Short problem
Transcribe every entry word for word, but skip the images.

Task material
<<<<
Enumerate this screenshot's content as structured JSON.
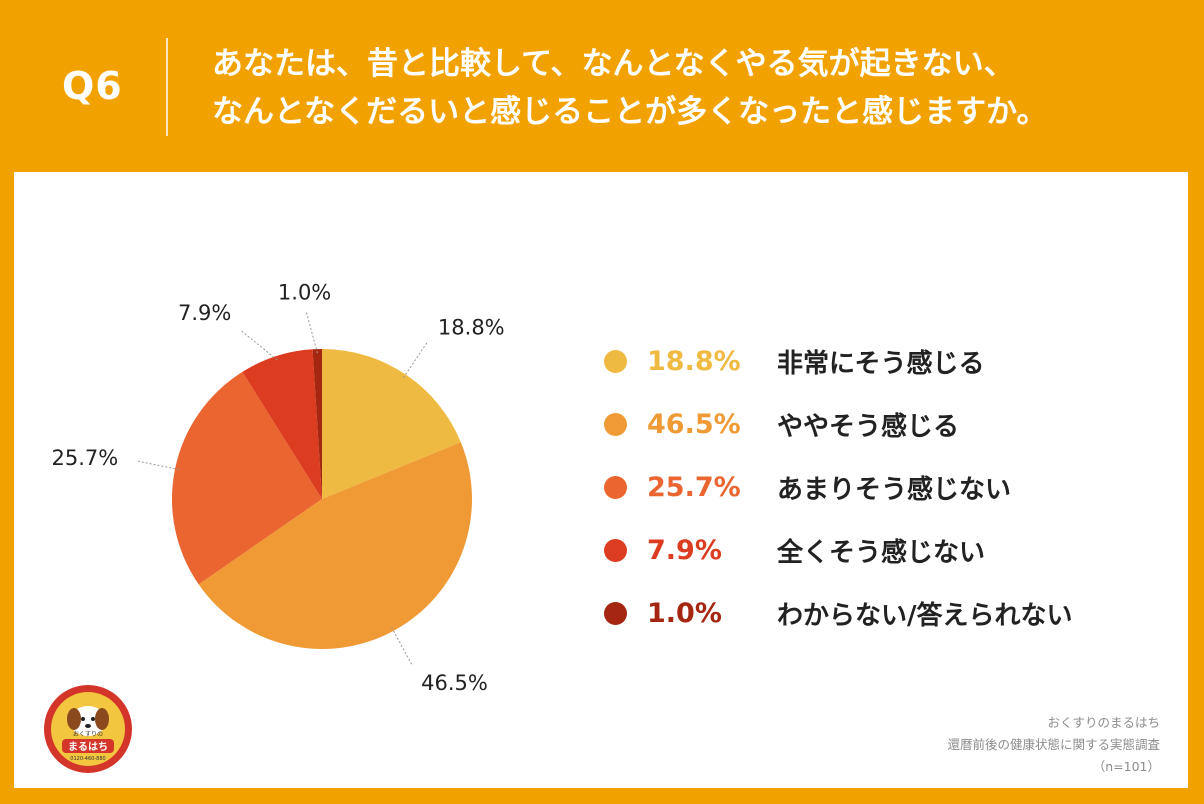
{
  "header": {
    "q_label": "Q6",
    "question_line1": "あなたは、昔と比較して、なんとなくやる気が起きない、",
    "question_line2": "なんとなくだるいと感じることが多くなったと感じますか。"
  },
  "chart_data": {
    "type": "pie",
    "title": "",
    "labels": [
      "非常にそう感じる",
      "ややそう感じる",
      "あまりそう感じない",
      "全くそう感じない",
      "わからない/答えられない"
    ],
    "values": [
      18.8,
      46.5,
      25.7,
      7.9,
      1.0
    ],
    "value_labels": [
      "18.8%",
      "46.5%",
      "25.7%",
      "7.9%",
      "1.0%"
    ],
    "colors": [
      "#efba42",
      "#f09a35",
      "#ea6530",
      "#dc3c20",
      "#a52712"
    ],
    "start": "12 o'clock, clockwise",
    "legend_placement": "right"
  },
  "credits": {
    "line1": "おくすりのまるはち",
    "line2": "還暦前後の健康状態に関する実態調査",
    "line3": "（n=101）"
  },
  "logo": {
    "text_small": "おくすりの",
    "text_big": "まるはち",
    "tel": "0120-460-880"
  }
}
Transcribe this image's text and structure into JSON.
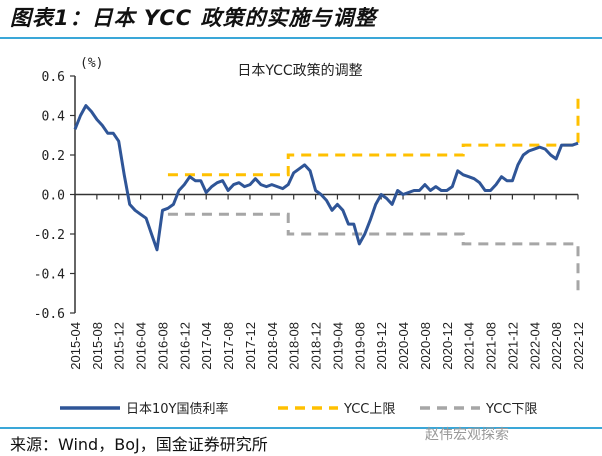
{
  "figure_title": "图表1：日本 YCC 政策的实施与调整",
  "source": "来源：Wind，BoJ，国金证券研究所",
  "watermark": "赵伟宏观探索",
  "chart_data": {
    "type": "line",
    "title": "日本YCC政策的调整",
    "ylabel": "(%)",
    "ylim": [
      -0.6,
      0.6
    ],
    "yticks": [
      "0.6",
      "0.4",
      "0.2",
      "0.0",
      "-0.2",
      "-0.4",
      "-0.6"
    ],
    "xlim": [
      "2015-04",
      "2022-12"
    ],
    "xticks": [
      "2015-04",
      "2015-08",
      "2015-12",
      "2016-04",
      "2016-08",
      "2016-12",
      "2017-04",
      "2017-08",
      "2017-12",
      "2018-04",
      "2018-08",
      "2018-12",
      "2019-04",
      "2019-08",
      "2019-12",
      "2020-04",
      "2020-08",
      "2020-12",
      "2021-04",
      "2021-08",
      "2021-12",
      "2022-04",
      "2022-08",
      "2022-12"
    ],
    "grid": false,
    "legend_placement": "bottom",
    "colors": {
      "yield": "#2f5597",
      "upper": "#ffc000",
      "lower": "#a6a6a6",
      "rule": "#3aa7d8"
    },
    "series": [
      {
        "name": "日本10Y国债利率",
        "style": "solid",
        "start": "2015-04",
        "frequency": "monthly",
        "values": [
          0.33,
          0.4,
          0.45,
          0.42,
          0.38,
          0.35,
          0.31,
          0.31,
          0.27,
          0.1,
          -0.05,
          -0.08,
          -0.1,
          -0.12,
          -0.2,
          -0.28,
          -0.08,
          -0.07,
          -0.05,
          0.02,
          0.05,
          0.09,
          0.07,
          0.07,
          0.01,
          0.04,
          0.06,
          0.07,
          0.02,
          0.05,
          0.06,
          0.04,
          0.05,
          0.08,
          0.05,
          0.04,
          0.05,
          0.04,
          0.03,
          0.05,
          0.11,
          0.13,
          0.15,
          0.12,
          0.02,
          0.0,
          -0.03,
          -0.08,
          -0.05,
          -0.08,
          -0.15,
          -0.15,
          -0.25,
          -0.2,
          -0.13,
          -0.05,
          0.0,
          -0.02,
          -0.05,
          0.02,
          0.0,
          0.01,
          0.02,
          0.02,
          0.05,
          0.02,
          0.04,
          0.02,
          0.02,
          0.04,
          0.12,
          0.1,
          0.09,
          0.08,
          0.06,
          0.02,
          0.02,
          0.05,
          0.09,
          0.07,
          0.07,
          0.15,
          0.2,
          0.22,
          0.23,
          0.24,
          0.23,
          0.2,
          0.18,
          0.25,
          0.25,
          0.25,
          0.26
        ]
      },
      {
        "name": "YCC上限",
        "style": "dashed",
        "steps": [
          [
            "2016-09",
            0.1
          ],
          [
            "2018-07",
            0.2
          ],
          [
            "2021-03",
            0.25
          ],
          [
            "2022-12",
            0.5
          ]
        ]
      },
      {
        "name": "YCC下限",
        "style": "dashed",
        "steps": [
          [
            "2016-09",
            -0.1
          ],
          [
            "2018-07",
            -0.2
          ],
          [
            "2021-03",
            -0.25
          ],
          [
            "2022-12",
            -0.5
          ]
        ]
      }
    ]
  }
}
>>>>
Response to the task
Enumerate this screenshot's content as structured JSON.
{
  "header": {
    "q_label": "Q6",
    "question_line1": "あなたは、昔と比較して、なんとなくやる気が起きない、",
    "question_line2": "なんとなくだるいと感じることが多くなったと感じますか。"
  },
  "chart_data": {
    "type": "pie",
    "title": "",
    "labels": [
      "非常にそう感じる",
      "ややそう感じる",
      "あまりそう感じない",
      "全くそう感じない",
      "わからない/答えられない"
    ],
    "values": [
      18.8,
      46.5,
      25.7,
      7.9,
      1.0
    ],
    "value_labels": [
      "18.8%",
      "46.5%",
      "25.7%",
      "7.9%",
      "1.0%"
    ],
    "colors": [
      "#efba42",
      "#f09a35",
      "#ea6530",
      "#dc3c20",
      "#a52712"
    ],
    "start": "12 o'clock, clockwise",
    "legend_placement": "right"
  },
  "credits": {
    "line1": "おくすりのまるはち",
    "line2": "還暦前後の健康状態に関する実態調査",
    "line3": "（n=101）"
  },
  "logo": {
    "text_small": "おくすりの",
    "text_big": "まるはち",
    "tel": "0120-460-880"
  }
}
Transcribe this image's text and structure into JSON.
{
  "figure_title": "图表1：日本 YCC 政策的实施与调整",
  "source": "来源：Wind，BoJ，国金证券研究所",
  "watermark": "赵伟宏观探索",
  "chart_data": {
    "type": "line",
    "title": "日本YCC政策的调整",
    "ylabel": "(%)",
    "ylim": [
      -0.6,
      0.6
    ],
    "yticks": [
      "0.6",
      "0.4",
      "0.2",
      "0.0",
      "-0.2",
      "-0.4",
      "-0.6"
    ],
    "xlim": [
      "2015-04",
      "2022-12"
    ],
    "xticks": [
      "2015-04",
      "2015-08",
      "2015-12",
      "2016-04",
      "2016-08",
      "2016-12",
      "2017-04",
      "2017-08",
      "2017-12",
      "2018-04",
      "2018-08",
      "2018-12",
      "2019-04",
      "2019-08",
      "2019-12",
      "2020-04",
      "2020-08",
      "2020-12",
      "2021-04",
      "2021-08",
      "2021-12",
      "2022-04",
      "2022-08",
      "2022-12"
    ],
    "grid": false,
    "legend_placement": "bottom",
    "colors": {
      "yield": "#2f5597",
      "upper": "#ffc000",
      "lower": "#a6a6a6",
      "rule": "#3aa7d8"
    },
    "series": [
      {
        "name": "日本10Y国债利率",
        "style": "solid",
        "start": "2015-04",
        "frequency": "monthly",
        "values": [
          0.33,
          0.4,
          0.45,
          0.42,
          0.38,
          0.35,
          0.31,
          0.31,
          0.27,
          0.1,
          -0.05,
          -0.08,
          -0.1,
          -0.12,
          -0.2,
          -0.28,
          -0.08,
          -0.07,
          -0.05,
          0.02,
          0.05,
          0.09,
          0.07,
          0.07,
          0.01,
          0.04,
          0.06,
          0.07,
          0.02,
          0.05,
          0.06,
          0.04,
          0.05,
          0.08,
          0.05,
          0.04,
          0.05,
          0.04,
          0.03,
          0.05,
          0.11,
          0.13,
          0.15,
          0.12,
          0.02,
          0.0,
          -0.03,
          -0.08,
          -0.05,
          -0.08,
          -0.15,
          -0.15,
          -0.25,
          -0.2,
          -0.13,
          -0.05,
          0.0,
          -0.02,
          -0.05,
          0.02,
          0.0,
          0.01,
          0.02,
          0.02,
          0.05,
          0.02,
          0.04,
          0.02,
          0.02,
          0.04,
          0.12,
          0.1,
          0.09,
          0.08,
          0.06,
          0.02,
          0.02,
          0.05,
          0.09,
          0.07,
          0.07,
          0.15,
          0.2,
          0.22,
          0.23,
          0.24,
          0.23,
          0.2,
          0.18,
          0.25,
          0.25,
          0.25,
          0.26
        ]
      },
      {
        "name": "YCC上限",
        "style": "dashed",
        "steps": [
          [
            "2016-09",
            0.1
          ],
          [
            "2018-07",
            0.2
          ],
          [
            "2021-03",
            0.25
          ],
          [
            "2022-12",
            0.5
          ]
        ]
      },
      {
        "name": "YCC下限",
        "style": "dashed",
        "steps": [
          [
            "2016-09",
            -0.1
          ],
          [
            "2018-07",
            -0.2
          ],
          [
            "2021-03",
            -0.25
          ],
          [
            "2022-12",
            -0.5
          ]
        ]
      }
    ]
  }
}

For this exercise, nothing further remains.